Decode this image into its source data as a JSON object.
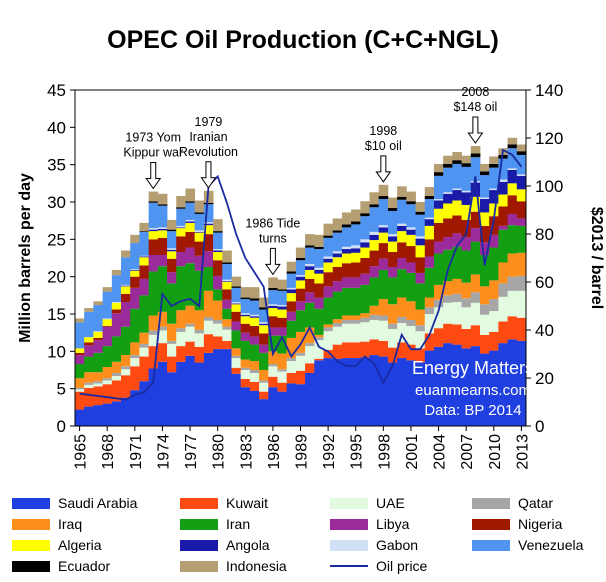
{
  "chart_data": {
    "type": "area",
    "stacked": true,
    "title": "OPEC Oil Production (C+C+NGL)",
    "xlabel": "",
    "ylabel": "Million barrels per day",
    "y2label": "$2013 / barrel",
    "ylim": [
      0,
      45
    ],
    "yticks": [
      0,
      5,
      10,
      15,
      20,
      25,
      30,
      35,
      40,
      45
    ],
    "y2lim": [
      0,
      140
    ],
    "y2ticks": [
      0,
      20,
      40,
      60,
      80,
      100,
      120,
      140
    ],
    "xlim": [
      1965,
      2013
    ],
    "xtick_labels": [
      "1965",
      "1968",
      "1971",
      "1974",
      "1977",
      "1980",
      "1983",
      "1986",
      "1989",
      "1992",
      "1995",
      "1998",
      "2001",
      "2004",
      "2007",
      "2010",
      "2013"
    ],
    "years": [
      1965,
      1966,
      1967,
      1968,
      1969,
      1970,
      1971,
      1972,
      1973,
      1974,
      1975,
      1976,
      1977,
      1978,
      1979,
      1980,
      1981,
      1982,
      1983,
      1984,
      1985,
      1986,
      1987,
      1988,
      1989,
      1990,
      1991,
      1992,
      1993,
      1994,
      1995,
      1996,
      1997,
      1998,
      1999,
      2000,
      2001,
      2002,
      2003,
      2004,
      2005,
      2006,
      2007,
      2008,
      2009,
      2010,
      2011,
      2012,
      2013
    ],
    "series": [
      {
        "name": "Saudi Arabia",
        "color": "#1f3fe0",
        "values": [
          2.2,
          2.6,
          2.8,
          3.0,
          3.3,
          3.8,
          4.8,
          6.0,
          7.7,
          8.6,
          7.2,
          8.6,
          9.4,
          8.5,
          9.8,
          10.3,
          10.3,
          7.0,
          5.2,
          4.7,
          3.6,
          5.2,
          4.6,
          5.7,
          5.6,
          7.1,
          8.8,
          9.1,
          9.0,
          9.1,
          9.1,
          9.2,
          9.5,
          9.3,
          8.5,
          9.1,
          8.8,
          8.5,
          10.1,
          10.6,
          11.1,
          10.9,
          10.4,
          10.7,
          9.7,
          10.1,
          11.1,
          11.6,
          11.4
        ]
      },
      {
        "name": "Kuwait",
        "color": "#ff4a12",
        "values": [
          2.4,
          2.5,
          2.5,
          2.6,
          2.8,
          3.0,
          3.2,
          3.3,
          3.0,
          2.5,
          2.1,
          2.1,
          1.9,
          2.1,
          2.5,
          1.7,
          1.1,
          0.8,
          1.1,
          1.2,
          1.0,
          1.4,
          1.2,
          1.4,
          1.8,
          1.3,
          0.2,
          1.1,
          1.9,
          2.1,
          2.1,
          2.1,
          2.1,
          2.1,
          2.0,
          2.1,
          2.1,
          1.9,
          2.3,
          2.5,
          2.6,
          2.7,
          2.6,
          2.8,
          2.5,
          2.5,
          2.9,
          3.1,
          3.1
        ]
      },
      {
        "name": "UAE",
        "color": "#e2fae0",
        "values": [
          0.3,
          0.4,
          0.4,
          0.5,
          0.6,
          0.8,
          1.1,
          1.2,
          1.5,
          1.7,
          1.7,
          1.9,
          2.0,
          1.8,
          1.8,
          1.7,
          1.5,
          1.3,
          1.2,
          1.2,
          1.2,
          1.4,
          1.5,
          1.6,
          2.0,
          2.3,
          2.5,
          2.5,
          2.4,
          2.5,
          2.5,
          2.6,
          2.6,
          2.7,
          2.5,
          2.6,
          2.5,
          2.3,
          2.6,
          2.8,
          2.8,
          3.0,
          2.9,
          3.0,
          2.7,
          2.8,
          3.3,
          3.4,
          3.6
        ]
      },
      {
        "name": "Qatar",
        "color": "#a6a6a6",
        "values": [
          0.2,
          0.3,
          0.3,
          0.3,
          0.4,
          0.4,
          0.4,
          0.5,
          0.6,
          0.5,
          0.4,
          0.5,
          0.4,
          0.5,
          0.5,
          0.5,
          0.4,
          0.3,
          0.3,
          0.4,
          0.3,
          0.3,
          0.3,
          0.4,
          0.4,
          0.4,
          0.4,
          0.5,
          0.5,
          0.5,
          0.5,
          0.6,
          0.7,
          0.7,
          0.7,
          0.8,
          0.8,
          0.8,
          0.9,
          1.0,
          1.0,
          1.1,
          1.2,
          1.4,
          1.4,
          1.6,
          1.8,
          1.9,
          2.0
        ]
      },
      {
        "name": "Iraq",
        "color": "#ff8f1c",
        "values": [
          1.3,
          1.4,
          1.2,
          1.5,
          1.5,
          1.5,
          1.7,
          1.5,
          2.0,
          2.0,
          2.3,
          2.4,
          2.4,
          2.6,
          3.5,
          2.6,
          1.0,
          1.0,
          1.1,
          1.2,
          1.4,
          1.7,
          2.1,
          2.7,
          2.8,
          2.1,
          0.3,
          0.4,
          0.5,
          0.6,
          0.6,
          0.6,
          1.2,
          2.2,
          2.6,
          2.6,
          2.5,
          2.1,
          1.3,
          2.0,
          1.9,
          2.0,
          2.1,
          2.4,
          2.4,
          2.5,
          2.8,
          3.1,
          3.1
        ]
      },
      {
        "name": "Iran",
        "color": "#12a012",
        "values": [
          1.9,
          2.1,
          2.6,
          2.8,
          3.4,
          3.8,
          4.5,
          5.0,
          5.9,
          6.1,
          5.4,
          5.9,
          5.7,
          5.3,
          3.2,
          1.5,
          1.4,
          2.4,
          2.5,
          2.2,
          2.3,
          2.1,
          2.4,
          2.3,
          2.9,
          3.3,
          3.5,
          3.6,
          3.7,
          3.7,
          3.7,
          3.8,
          3.8,
          3.9,
          3.6,
          3.8,
          3.8,
          3.5,
          4.0,
          4.2,
          4.2,
          4.3,
          4.3,
          4.4,
          4.2,
          4.4,
          4.4,
          3.8,
          3.6
        ]
      },
      {
        "name": "Libya",
        "color": "#9b2a9b",
        "values": [
          1.2,
          1.5,
          1.7,
          2.6,
          3.1,
          3.3,
          2.8,
          2.2,
          2.2,
          1.5,
          1.5,
          1.9,
          2.1,
          2.0,
          2.1,
          1.8,
          1.2,
          1.2,
          1.1,
          1.1,
          1.1,
          1.1,
          1.1,
          1.2,
          1.2,
          1.4,
          1.5,
          1.5,
          1.4,
          1.4,
          1.4,
          1.5,
          1.5,
          1.5,
          1.4,
          1.5,
          1.4,
          1.4,
          1.5,
          1.6,
          1.7,
          1.8,
          1.8,
          1.8,
          1.7,
          1.7,
          0.5,
          1.5,
          1.0
        ]
      },
      {
        "name": "Nigeria",
        "color": "#a01800",
        "values": [
          0.3,
          0.4,
          0.3,
          0.1,
          0.5,
          1.1,
          1.5,
          1.8,
          2.1,
          2.3,
          1.8,
          2.1,
          2.1,
          1.9,
          2.3,
          2.1,
          1.4,
          1.3,
          1.2,
          1.4,
          1.5,
          1.5,
          1.3,
          1.4,
          1.7,
          1.8,
          1.9,
          1.9,
          1.9,
          1.9,
          2.0,
          2.1,
          2.1,
          2.1,
          2.0,
          2.1,
          2.2,
          2.1,
          2.3,
          2.5,
          2.5,
          2.4,
          2.3,
          2.2,
          2.2,
          2.5,
          2.6,
          2.5,
          2.3
        ]
      },
      {
        "name": "Algeria",
        "color": "#ffff00",
        "values": [
          0.6,
          0.7,
          0.8,
          0.9,
          0.9,
          1.0,
          0.8,
          1.1,
          1.1,
          1.0,
          1.0,
          1.1,
          1.2,
          1.2,
          1.2,
          1.1,
          1.0,
          1.0,
          1.0,
          1.1,
          1.1,
          1.1,
          1.1,
          1.1,
          1.1,
          1.2,
          1.3,
          1.3,
          1.3,
          1.3,
          1.3,
          1.4,
          1.4,
          1.4,
          1.4,
          1.5,
          1.5,
          1.6,
          1.8,
          1.9,
          2.0,
          2.0,
          2.0,
          2.0,
          1.8,
          1.7,
          1.6,
          1.6,
          1.6
        ]
      },
      {
        "name": "Angola",
        "color": "#1a1aa8",
        "values": [
          0.0,
          0.0,
          0.0,
          0.0,
          0.0,
          0.1,
          0.1,
          0.1,
          0.2,
          0.2,
          0.2,
          0.1,
          0.2,
          0.1,
          0.2,
          0.2,
          0.1,
          0.1,
          0.2,
          0.2,
          0.2,
          0.3,
          0.4,
          0.5,
          0.5,
          0.5,
          0.5,
          0.5,
          0.5,
          0.6,
          0.6,
          0.7,
          0.7,
          0.7,
          0.7,
          0.7,
          0.7,
          0.9,
          0.9,
          1.1,
          1.3,
          1.4,
          1.7,
          1.9,
          1.8,
          1.8,
          1.7,
          1.8,
          1.8
        ]
      },
      {
        "name": "Gabon",
        "color": "#d2e0f5",
        "values": [
          0.0,
          0.0,
          0.1,
          0.1,
          0.1,
          0.1,
          0.1,
          0.1,
          0.2,
          0.2,
          0.2,
          0.2,
          0.2,
          0.2,
          0.2,
          0.2,
          0.2,
          0.2,
          0.2,
          0.2,
          0.2,
          0.2,
          0.2,
          0.2,
          0.2,
          0.3,
          0.3,
          0.3,
          0.3,
          0.3,
          0.4,
          0.4,
          0.4,
          0.3,
          0.3,
          0.3,
          0.3,
          0.3,
          0.2,
          0.2,
          0.2,
          0.2,
          0.2,
          0.2,
          0.2,
          0.2,
          0.3,
          0.2,
          0.2
        ]
      },
      {
        "name": "Venezuela",
        "color": "#4f94f0",
        "values": [
          3.5,
          3.4,
          3.5,
          3.6,
          3.6,
          3.7,
          3.5,
          3.2,
          3.4,
          2.9,
          2.3,
          2.3,
          2.3,
          2.2,
          2.4,
          2.2,
          2.1,
          1.9,
          1.9,
          1.9,
          1.7,
          1.9,
          1.9,
          1.9,
          2.0,
          2.2,
          2.5,
          2.5,
          2.5,
          2.6,
          2.8,
          3.1,
          3.3,
          3.5,
          3.1,
          3.2,
          3.1,
          2.9,
          2.5,
          3.1,
          3.3,
          3.3,
          3.2,
          3.2,
          3.0,
          2.8,
          2.8,
          2.7,
          2.6
        ]
      },
      {
        "name": "Ecuador",
        "color": "#000000",
        "values": [
          0.0,
          0.0,
          0.0,
          0.0,
          0.0,
          0.0,
          0.0,
          0.1,
          0.2,
          0.2,
          0.2,
          0.2,
          0.2,
          0.2,
          0.2,
          0.2,
          0.2,
          0.2,
          0.2,
          0.3,
          0.3,
          0.3,
          0.2,
          0.3,
          0.3,
          0.3,
          0.3,
          0.3,
          0.3,
          0.4,
          0.4,
          0.4,
          0.4,
          0.4,
          0.4,
          0.4,
          0.4,
          0.4,
          0.4,
          0.5,
          0.5,
          0.5,
          0.5,
          0.5,
          0.5,
          0.5,
          0.5,
          0.5,
          0.5
        ]
      },
      {
        "name": "Indonesia",
        "color": "#b59f72",
        "values": [
          0.5,
          0.5,
          0.5,
          0.6,
          0.7,
          0.9,
          1.1,
          1.1,
          1.3,
          1.4,
          1.3,
          1.5,
          1.7,
          1.6,
          1.6,
          1.6,
          1.6,
          1.3,
          1.4,
          1.5,
          1.3,
          1.4,
          1.3,
          1.3,
          1.4,
          1.5,
          1.6,
          1.6,
          1.6,
          1.6,
          1.6,
          1.6,
          1.6,
          1.5,
          1.4,
          1.4,
          1.3,
          1.3,
          1.2,
          1.1,
          1.1,
          1.1,
          1.0,
          1.0,
          1.0,
          1.0,
          0.9,
          0.9,
          0.9
        ]
      }
    ],
    "line_series": {
      "name": "Oil price",
      "axis": "right",
      "color": "#1a2aa0",
      "values": [
        13.5,
        13,
        12.5,
        12,
        11.5,
        11,
        13,
        14,
        18,
        55,
        50,
        52,
        53,
        50,
        100,
        104,
        93,
        80,
        70,
        64,
        58,
        30,
        37,
        29,
        34,
        41,
        33,
        31,
        27,
        25,
        25,
        29,
        26,
        18,
        25,
        38,
        32,
        32,
        38,
        48,
        65,
        75,
        80,
        104,
        67,
        86,
        115,
        113,
        108
      ]
    },
    "annotations": [
      {
        "lines": [
          "1973 Yom",
          "Kippur war"
        ],
        "year": 1973
      },
      {
        "lines": [
          "1979",
          "Iranian",
          "Revolution"
        ],
        "year": 1979
      },
      {
        "lines": [
          "1986 Tide",
          "turns"
        ],
        "year": 1986
      },
      {
        "lines": [
          "1998",
          "$10 oil"
        ],
        "year": 1998
      },
      {
        "lines": [
          "2008",
          "$148 oil"
        ],
        "year": 2008
      }
    ],
    "watermark": [
      "Energy Matters",
      "euanmearns.com",
      "Data: BP 2014"
    ],
    "legend": [
      {
        "label": "Saudi Arabia",
        "color": "#1f3fe0"
      },
      {
        "label": "Kuwait",
        "color": "#ff4a12"
      },
      {
        "label": "UAE",
        "color": "#e2fae0"
      },
      {
        "label": "Qatar",
        "color": "#a6a6a6"
      },
      {
        "label": "Iraq",
        "color": "#ff8f1c"
      },
      {
        "label": "Iran",
        "color": "#12a012"
      },
      {
        "label": "Libya",
        "color": "#9b2a9b"
      },
      {
        "label": "Nigeria",
        "color": "#a01800"
      },
      {
        "label": "Algeria",
        "color": "#ffff00"
      },
      {
        "label": "Angola",
        "color": "#1a1aa8"
      },
      {
        "label": "Gabon",
        "color": "#d2e0f5"
      },
      {
        "label": "Venezuela",
        "color": "#4f94f0"
      },
      {
        "label": "Ecuador",
        "color": "#000000"
      },
      {
        "label": "Indonesia",
        "color": "#b59f72"
      },
      {
        "label": "Oil price",
        "color": "#1a2aa0",
        "kind": "line"
      }
    ]
  }
}
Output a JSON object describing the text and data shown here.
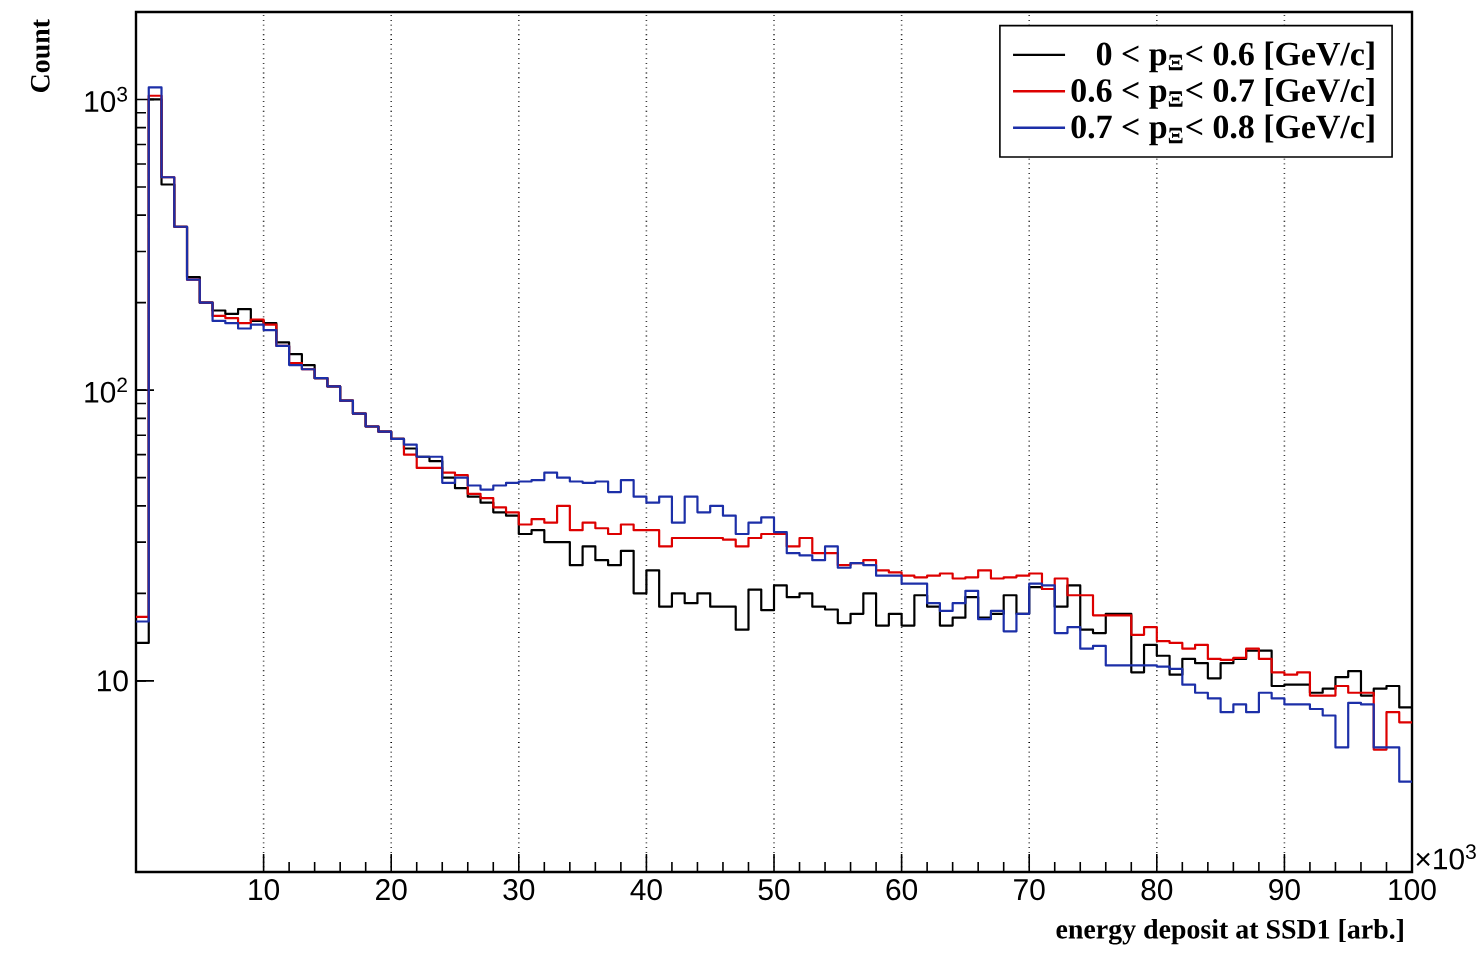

== == ==

* AIM OF THE EXERCISE: Pull out all lines in the data above that include "Saudi".

* WRITTEN ANSWER:
        "name": "Saudi Arabia",
        "label": "Saudi Arabia",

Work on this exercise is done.